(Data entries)
--- start ---

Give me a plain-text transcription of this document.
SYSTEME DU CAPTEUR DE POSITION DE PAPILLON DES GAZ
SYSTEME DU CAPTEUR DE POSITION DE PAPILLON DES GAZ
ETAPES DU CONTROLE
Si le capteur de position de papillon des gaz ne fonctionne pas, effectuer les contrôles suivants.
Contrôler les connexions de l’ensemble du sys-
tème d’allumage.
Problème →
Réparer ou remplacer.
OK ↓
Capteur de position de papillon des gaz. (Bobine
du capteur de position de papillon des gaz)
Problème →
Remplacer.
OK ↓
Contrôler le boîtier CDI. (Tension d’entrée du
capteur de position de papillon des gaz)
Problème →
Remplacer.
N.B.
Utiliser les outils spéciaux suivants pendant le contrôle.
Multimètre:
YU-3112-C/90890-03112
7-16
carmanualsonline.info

--- end ---
--- start ---

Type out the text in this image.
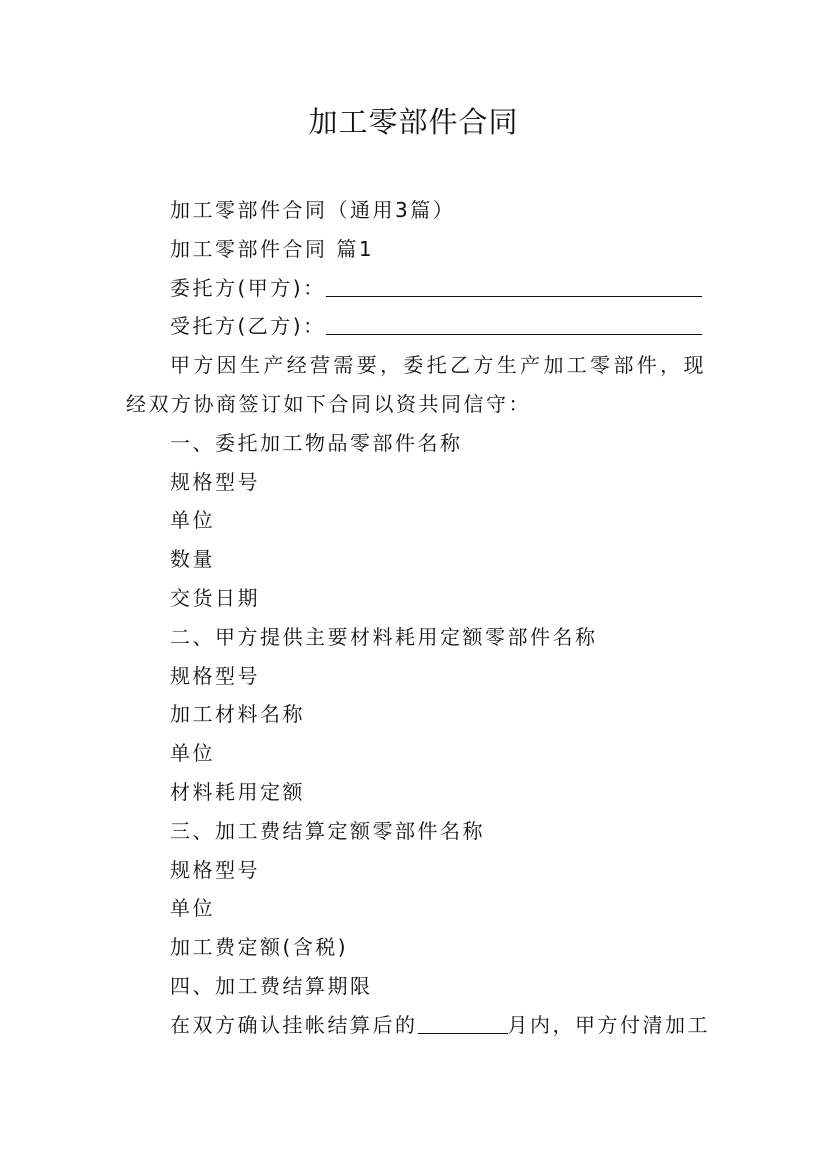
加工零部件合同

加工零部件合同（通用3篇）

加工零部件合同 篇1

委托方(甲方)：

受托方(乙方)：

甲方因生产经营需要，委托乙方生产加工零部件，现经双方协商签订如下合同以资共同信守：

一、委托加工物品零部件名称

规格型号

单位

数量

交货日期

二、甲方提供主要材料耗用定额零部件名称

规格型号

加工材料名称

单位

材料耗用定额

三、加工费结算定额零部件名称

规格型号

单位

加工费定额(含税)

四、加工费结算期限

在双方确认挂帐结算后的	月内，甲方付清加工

--- end ---

REQUIREMENTS: Gather every line containing the word "text" and copy it.

THE RESULT:
Give me a plain-text transcription of this document.
Type out the text in this image.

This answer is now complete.